## Begin EXERCISE INPUTS

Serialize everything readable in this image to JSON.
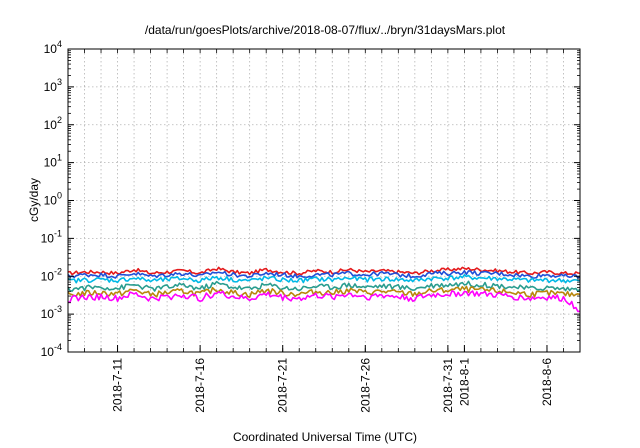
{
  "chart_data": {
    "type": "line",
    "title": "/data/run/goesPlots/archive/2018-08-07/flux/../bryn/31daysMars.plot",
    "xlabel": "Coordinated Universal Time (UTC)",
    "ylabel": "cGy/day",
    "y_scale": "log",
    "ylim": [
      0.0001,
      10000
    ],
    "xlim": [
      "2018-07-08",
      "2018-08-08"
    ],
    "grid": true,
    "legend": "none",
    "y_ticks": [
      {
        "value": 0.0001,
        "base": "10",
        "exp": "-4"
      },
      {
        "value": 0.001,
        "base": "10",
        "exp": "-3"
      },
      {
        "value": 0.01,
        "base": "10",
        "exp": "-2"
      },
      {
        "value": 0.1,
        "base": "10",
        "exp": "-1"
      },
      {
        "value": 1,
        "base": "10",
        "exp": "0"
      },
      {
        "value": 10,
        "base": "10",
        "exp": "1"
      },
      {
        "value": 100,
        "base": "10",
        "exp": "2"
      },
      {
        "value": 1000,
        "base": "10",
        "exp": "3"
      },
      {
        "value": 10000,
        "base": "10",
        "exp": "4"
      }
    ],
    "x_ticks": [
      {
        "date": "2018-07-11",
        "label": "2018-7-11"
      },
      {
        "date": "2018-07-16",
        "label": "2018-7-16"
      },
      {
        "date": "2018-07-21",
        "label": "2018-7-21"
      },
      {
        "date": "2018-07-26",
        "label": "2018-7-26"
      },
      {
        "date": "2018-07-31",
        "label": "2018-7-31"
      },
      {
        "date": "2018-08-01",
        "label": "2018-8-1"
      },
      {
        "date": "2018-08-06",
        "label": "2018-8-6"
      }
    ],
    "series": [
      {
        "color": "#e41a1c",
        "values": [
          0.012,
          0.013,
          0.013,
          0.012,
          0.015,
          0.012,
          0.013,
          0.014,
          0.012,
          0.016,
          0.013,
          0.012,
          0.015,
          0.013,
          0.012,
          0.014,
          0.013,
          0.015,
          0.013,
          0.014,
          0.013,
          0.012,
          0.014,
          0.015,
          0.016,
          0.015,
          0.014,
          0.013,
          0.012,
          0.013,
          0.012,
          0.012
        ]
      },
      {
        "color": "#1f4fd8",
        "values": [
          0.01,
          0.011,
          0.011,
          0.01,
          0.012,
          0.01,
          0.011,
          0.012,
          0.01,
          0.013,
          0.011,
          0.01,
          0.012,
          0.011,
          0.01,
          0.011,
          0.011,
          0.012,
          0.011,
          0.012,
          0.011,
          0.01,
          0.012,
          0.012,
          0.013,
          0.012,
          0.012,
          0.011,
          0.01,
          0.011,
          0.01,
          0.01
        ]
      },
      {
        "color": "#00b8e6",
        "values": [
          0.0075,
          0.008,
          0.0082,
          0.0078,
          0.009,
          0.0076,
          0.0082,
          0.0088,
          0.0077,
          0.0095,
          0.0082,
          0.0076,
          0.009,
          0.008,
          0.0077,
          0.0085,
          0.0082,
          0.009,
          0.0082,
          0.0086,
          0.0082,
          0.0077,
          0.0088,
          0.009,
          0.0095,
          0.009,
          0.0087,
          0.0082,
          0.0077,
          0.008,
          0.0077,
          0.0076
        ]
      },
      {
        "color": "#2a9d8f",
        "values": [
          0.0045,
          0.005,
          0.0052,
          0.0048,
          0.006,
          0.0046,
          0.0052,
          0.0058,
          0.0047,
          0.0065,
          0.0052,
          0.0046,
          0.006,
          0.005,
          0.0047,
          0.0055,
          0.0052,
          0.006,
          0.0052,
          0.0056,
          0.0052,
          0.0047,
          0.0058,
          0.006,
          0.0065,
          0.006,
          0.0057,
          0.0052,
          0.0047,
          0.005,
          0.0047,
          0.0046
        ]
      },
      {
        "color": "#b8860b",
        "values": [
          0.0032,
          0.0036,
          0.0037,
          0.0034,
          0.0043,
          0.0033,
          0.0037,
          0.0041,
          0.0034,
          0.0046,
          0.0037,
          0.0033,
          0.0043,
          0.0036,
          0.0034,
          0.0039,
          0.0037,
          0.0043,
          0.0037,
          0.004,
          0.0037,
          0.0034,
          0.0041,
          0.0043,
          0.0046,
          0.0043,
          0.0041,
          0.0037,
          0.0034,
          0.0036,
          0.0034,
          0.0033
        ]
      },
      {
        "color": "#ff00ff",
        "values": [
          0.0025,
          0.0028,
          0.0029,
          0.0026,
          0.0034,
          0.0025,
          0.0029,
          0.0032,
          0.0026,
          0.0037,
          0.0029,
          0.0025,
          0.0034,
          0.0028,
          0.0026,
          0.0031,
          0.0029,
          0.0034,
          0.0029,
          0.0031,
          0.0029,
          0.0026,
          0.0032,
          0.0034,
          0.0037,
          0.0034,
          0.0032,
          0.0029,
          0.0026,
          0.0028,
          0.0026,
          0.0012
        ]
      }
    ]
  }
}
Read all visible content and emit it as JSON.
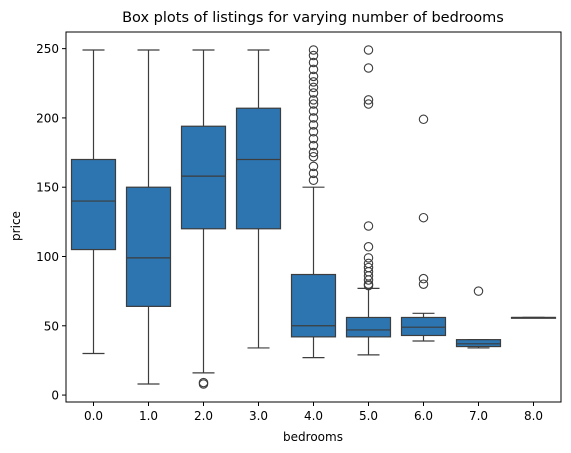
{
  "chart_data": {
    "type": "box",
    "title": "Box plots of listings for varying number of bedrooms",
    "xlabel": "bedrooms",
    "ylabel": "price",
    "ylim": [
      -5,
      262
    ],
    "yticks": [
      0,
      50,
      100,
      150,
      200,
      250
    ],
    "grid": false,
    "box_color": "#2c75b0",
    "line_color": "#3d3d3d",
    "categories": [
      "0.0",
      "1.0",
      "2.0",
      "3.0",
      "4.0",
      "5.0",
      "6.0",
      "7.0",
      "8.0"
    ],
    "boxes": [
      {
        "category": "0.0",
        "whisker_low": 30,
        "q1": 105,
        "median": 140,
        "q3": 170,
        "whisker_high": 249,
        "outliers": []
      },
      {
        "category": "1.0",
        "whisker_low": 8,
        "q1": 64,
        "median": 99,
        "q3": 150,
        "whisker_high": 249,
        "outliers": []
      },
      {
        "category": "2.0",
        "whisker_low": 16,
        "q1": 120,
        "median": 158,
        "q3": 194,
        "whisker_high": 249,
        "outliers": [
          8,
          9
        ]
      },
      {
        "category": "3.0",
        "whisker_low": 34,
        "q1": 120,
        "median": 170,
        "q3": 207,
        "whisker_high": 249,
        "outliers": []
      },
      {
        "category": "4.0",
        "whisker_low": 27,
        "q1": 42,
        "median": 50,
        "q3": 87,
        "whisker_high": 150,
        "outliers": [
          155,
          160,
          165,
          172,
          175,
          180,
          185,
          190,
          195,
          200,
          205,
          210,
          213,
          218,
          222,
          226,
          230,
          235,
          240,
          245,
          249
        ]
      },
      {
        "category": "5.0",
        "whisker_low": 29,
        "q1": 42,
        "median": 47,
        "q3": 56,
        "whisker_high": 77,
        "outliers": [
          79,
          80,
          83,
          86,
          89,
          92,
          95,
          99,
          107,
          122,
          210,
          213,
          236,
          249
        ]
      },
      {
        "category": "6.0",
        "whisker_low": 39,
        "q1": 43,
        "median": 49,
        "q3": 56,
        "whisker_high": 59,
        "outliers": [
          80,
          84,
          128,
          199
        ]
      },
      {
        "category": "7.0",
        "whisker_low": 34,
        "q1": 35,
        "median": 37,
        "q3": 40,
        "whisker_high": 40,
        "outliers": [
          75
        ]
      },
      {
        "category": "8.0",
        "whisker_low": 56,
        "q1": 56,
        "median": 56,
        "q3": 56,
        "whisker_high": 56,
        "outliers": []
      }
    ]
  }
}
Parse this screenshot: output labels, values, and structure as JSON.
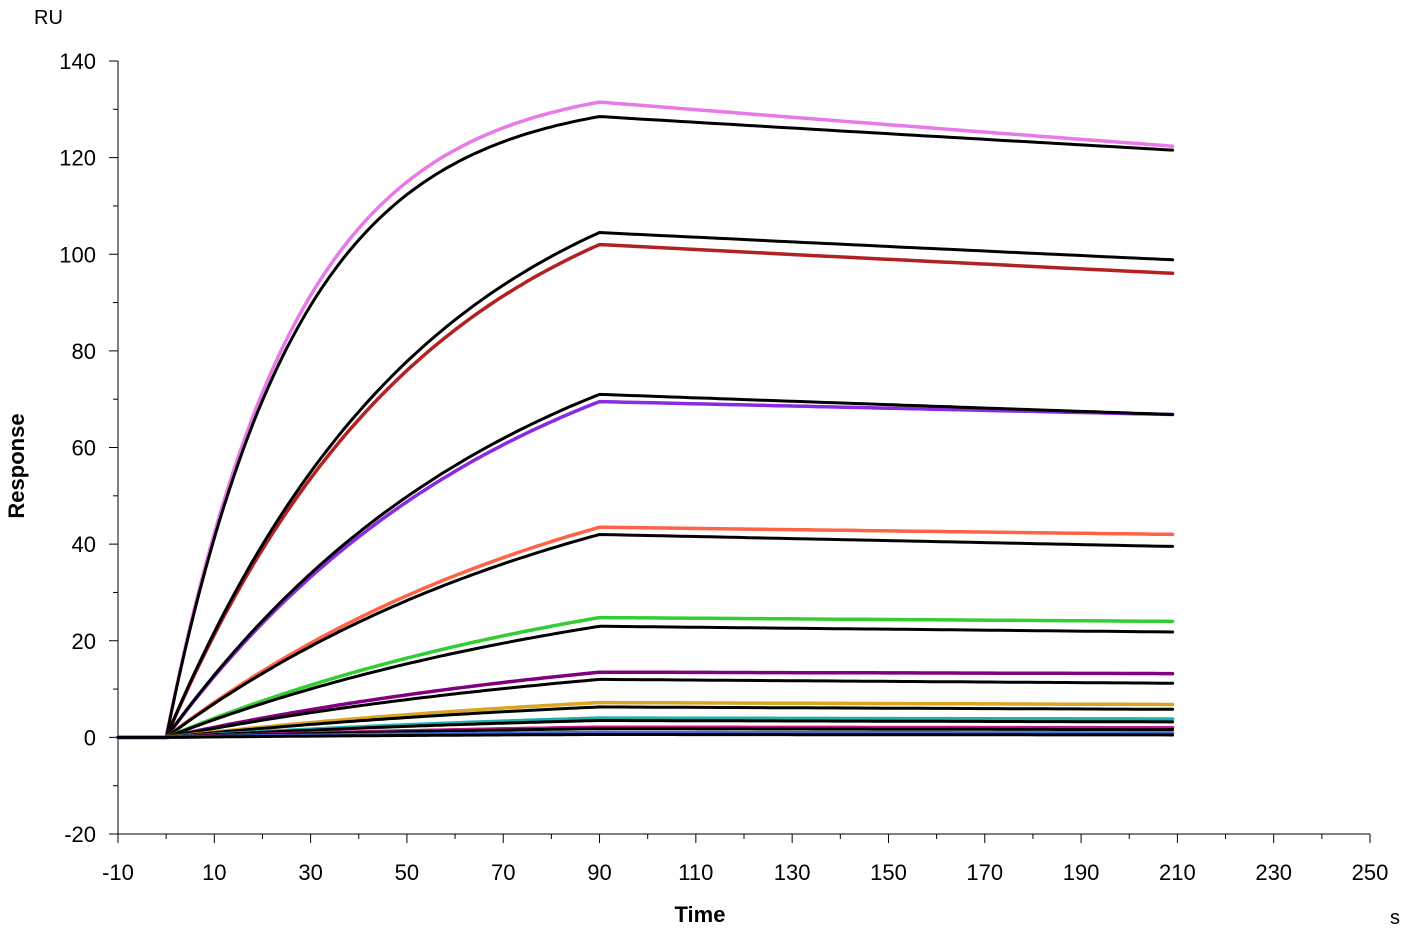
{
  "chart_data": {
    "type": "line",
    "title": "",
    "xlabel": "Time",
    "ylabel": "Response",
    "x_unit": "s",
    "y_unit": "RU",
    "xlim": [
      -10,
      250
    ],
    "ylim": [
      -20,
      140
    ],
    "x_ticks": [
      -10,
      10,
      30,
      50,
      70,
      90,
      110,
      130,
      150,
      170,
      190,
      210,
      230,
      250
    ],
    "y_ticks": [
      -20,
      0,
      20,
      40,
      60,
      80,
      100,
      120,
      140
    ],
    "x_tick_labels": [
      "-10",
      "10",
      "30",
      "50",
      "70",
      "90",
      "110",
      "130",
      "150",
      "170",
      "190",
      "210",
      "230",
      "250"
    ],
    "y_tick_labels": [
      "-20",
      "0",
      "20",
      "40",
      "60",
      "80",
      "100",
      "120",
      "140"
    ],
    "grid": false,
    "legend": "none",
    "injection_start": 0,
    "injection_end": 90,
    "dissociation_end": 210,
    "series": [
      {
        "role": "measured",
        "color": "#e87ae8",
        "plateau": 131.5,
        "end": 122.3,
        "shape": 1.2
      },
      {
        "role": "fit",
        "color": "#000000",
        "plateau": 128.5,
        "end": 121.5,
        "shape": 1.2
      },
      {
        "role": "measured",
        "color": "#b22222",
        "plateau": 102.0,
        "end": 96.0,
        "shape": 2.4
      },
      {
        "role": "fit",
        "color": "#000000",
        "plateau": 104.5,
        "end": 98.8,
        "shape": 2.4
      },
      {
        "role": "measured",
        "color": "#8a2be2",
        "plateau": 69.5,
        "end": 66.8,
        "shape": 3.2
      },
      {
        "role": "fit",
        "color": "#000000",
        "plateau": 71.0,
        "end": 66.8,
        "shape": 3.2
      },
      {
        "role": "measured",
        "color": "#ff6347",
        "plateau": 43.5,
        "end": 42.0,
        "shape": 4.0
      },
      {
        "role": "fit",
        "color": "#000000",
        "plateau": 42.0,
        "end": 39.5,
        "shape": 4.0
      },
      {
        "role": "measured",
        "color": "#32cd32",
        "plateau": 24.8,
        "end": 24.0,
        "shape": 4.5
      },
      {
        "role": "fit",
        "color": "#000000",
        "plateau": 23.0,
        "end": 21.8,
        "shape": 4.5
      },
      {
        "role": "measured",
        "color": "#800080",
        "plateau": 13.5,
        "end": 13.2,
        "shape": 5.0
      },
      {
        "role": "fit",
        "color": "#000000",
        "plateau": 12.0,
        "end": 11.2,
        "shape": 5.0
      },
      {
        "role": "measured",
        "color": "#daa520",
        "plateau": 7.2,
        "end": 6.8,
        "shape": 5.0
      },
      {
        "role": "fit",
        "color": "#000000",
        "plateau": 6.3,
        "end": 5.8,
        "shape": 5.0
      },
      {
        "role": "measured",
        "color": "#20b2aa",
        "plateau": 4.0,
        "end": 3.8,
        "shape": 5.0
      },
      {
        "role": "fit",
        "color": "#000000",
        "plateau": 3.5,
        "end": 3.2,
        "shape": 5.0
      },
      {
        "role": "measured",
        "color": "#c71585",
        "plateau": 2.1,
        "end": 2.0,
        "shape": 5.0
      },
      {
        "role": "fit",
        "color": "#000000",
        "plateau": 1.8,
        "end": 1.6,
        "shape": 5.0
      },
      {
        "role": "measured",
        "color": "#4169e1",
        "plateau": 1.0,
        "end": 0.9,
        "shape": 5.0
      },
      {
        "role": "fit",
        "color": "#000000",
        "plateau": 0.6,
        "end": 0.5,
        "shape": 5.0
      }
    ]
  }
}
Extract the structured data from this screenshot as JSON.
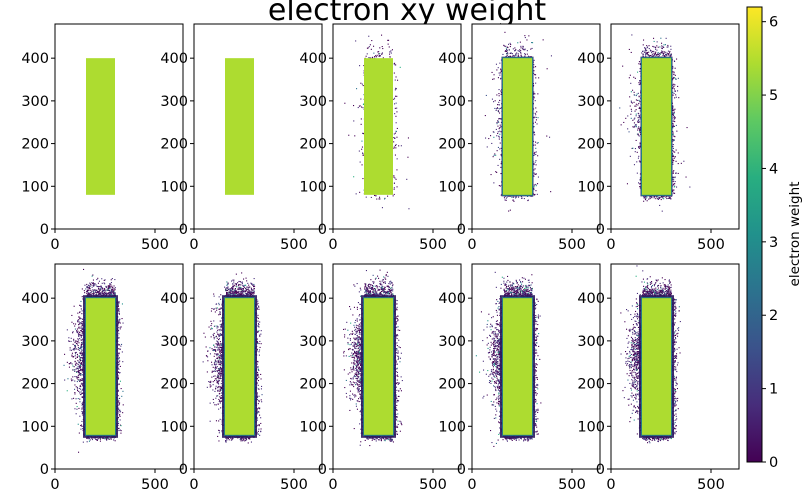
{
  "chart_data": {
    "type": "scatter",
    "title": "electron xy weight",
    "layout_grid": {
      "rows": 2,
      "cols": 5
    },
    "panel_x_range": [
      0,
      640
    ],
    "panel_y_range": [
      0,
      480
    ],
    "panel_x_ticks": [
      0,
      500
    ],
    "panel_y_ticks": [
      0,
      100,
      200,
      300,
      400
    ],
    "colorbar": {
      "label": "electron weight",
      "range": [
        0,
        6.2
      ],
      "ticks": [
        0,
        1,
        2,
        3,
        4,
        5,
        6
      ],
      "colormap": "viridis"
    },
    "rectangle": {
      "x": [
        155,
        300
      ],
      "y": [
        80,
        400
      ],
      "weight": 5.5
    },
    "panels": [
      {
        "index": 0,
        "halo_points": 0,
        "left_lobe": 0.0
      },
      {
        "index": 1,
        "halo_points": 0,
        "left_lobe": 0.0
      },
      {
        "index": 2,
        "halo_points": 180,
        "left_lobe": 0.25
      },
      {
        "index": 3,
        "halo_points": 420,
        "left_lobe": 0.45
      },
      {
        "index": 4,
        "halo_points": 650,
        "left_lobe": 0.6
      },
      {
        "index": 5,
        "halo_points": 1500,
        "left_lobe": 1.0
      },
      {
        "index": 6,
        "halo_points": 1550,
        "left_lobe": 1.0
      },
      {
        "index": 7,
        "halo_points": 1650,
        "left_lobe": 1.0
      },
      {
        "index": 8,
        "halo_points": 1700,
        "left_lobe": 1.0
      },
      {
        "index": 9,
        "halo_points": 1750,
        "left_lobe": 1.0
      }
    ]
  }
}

## End EXERCISE INPUTS

| TASK DIRECTIONS |
Pull out every line of the records that includes the string "JSON".

| IN RESPONSE |
Serialize everything readable in this image to JSON.
Read all visible content and emit it as JSON.
Parse this screenshot: output labels, values, and structure as JSON.
Extract the structured data from this screenshot as JSON.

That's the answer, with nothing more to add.